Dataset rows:
— Begin —

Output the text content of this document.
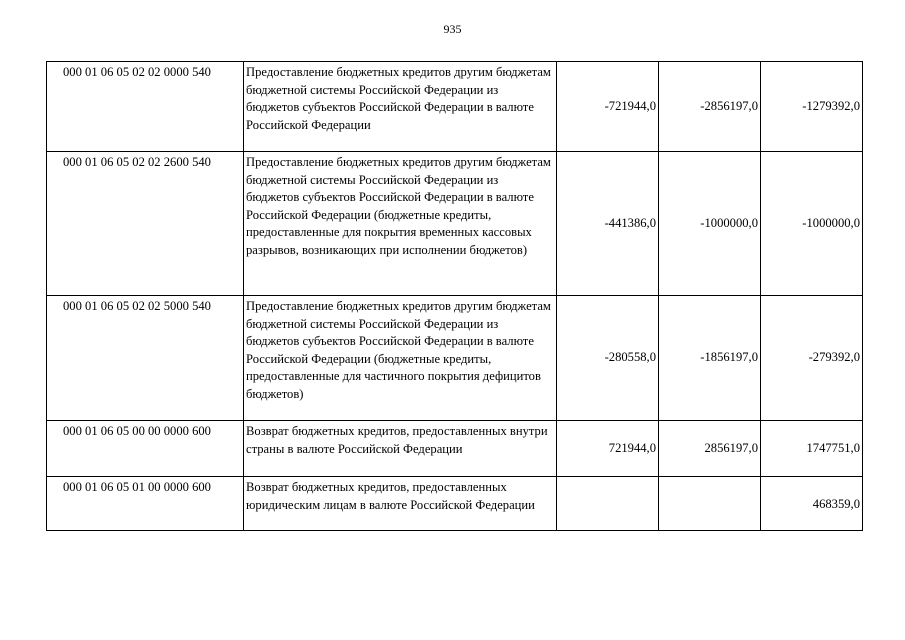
935
000 01 06 05 02 02 0000 540	Предоставление бюджетных кредитов другим бюджетам бюджетной системы Российской Федерации из бюджетов субъектов Российской Федерации в валюте Российской Федерации	-721944,0	-2856197,0	-1279392,0
000 01 06 05 02 02 2600 540	Предоставление бюджетных кредитов другим бюджетам бюджетной системы Российской Федерации из бюджетов субъектов Российской Федерации в валюте Российской Федерации (бюджетные кредиты, предоставленные для покрытия временных кассовых разрывов, возникающих при исполнении бюджетов)	-441386,0	-1000000,0	-1000000,0
000 01 06 05 02 02 5000 540	Предоставление бюджетных кредитов другим бюджетам бюджетной системы Российской Федерации из бюджетов субъектов Российской Федерации в валюте Российской Федерации (бюджетные кредиты, предоставленные для частичного покрытия дефицитов бюджетов)	-280558,0	-1856197,0	-279392,0
000 01 06 05 00 00 0000 600	Возврат бюджетных кредитов, предоставленных внутри страны в валюте Российской Федерации	721944,0	2856197,0	1747751,0
000 01 06 05 01 00 0000 600	Возврат бюджетных кредитов, предоставленных юридическим лицам в валюте Российской Федерации			468359,0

— End —

→ **YOUR INSTRUCTIONS**:
Every record above should be written out again without change, except that the pictures are left out.

→ **RESULT BELOW**:
Output the text content of this document.
935
000 01 06 05 02 02 0000 540	Предоставление бюджетных кредитов другим бюджетам бюджетной системы Российской Федерации из бюджетов субъектов Российской Федерации в валюте Российской Федерации	-721944,0	-2856197,0	-1279392,0
000 01 06 05 02 02 2600 540	Предоставление бюджетных кредитов другим бюджетам бюджетной системы Российской Федерации из бюджетов субъектов Российской Федерации в валюте Российской Федерации (бюджетные кредиты, предоставленные для покрытия временных кассовых разрывов, возникающих при исполнении бюджетов)	-441386,0	-1000000,0	-1000000,0
000 01 06 05 02 02 5000 540	Предоставление бюджетных кредитов другим бюджетам бюджетной системы Российской Федерации из бюджетов субъектов Российской Федерации в валюте Российской Федерации (бюджетные кредиты, предоставленные для частичного покрытия дефицитов бюджетов)	-280558,0	-1856197,0	-279392,0
000 01 06 05 00 00 0000 600	Возврат бюджетных кредитов, предоставленных внутри страны в валюте Российской Федерации	721944,0	2856197,0	1747751,0
000 01 06 05 01 00 0000 600	Возврат бюджетных кредитов, предоставленных юридическим лицам в валюте Российской Федерации			468359,0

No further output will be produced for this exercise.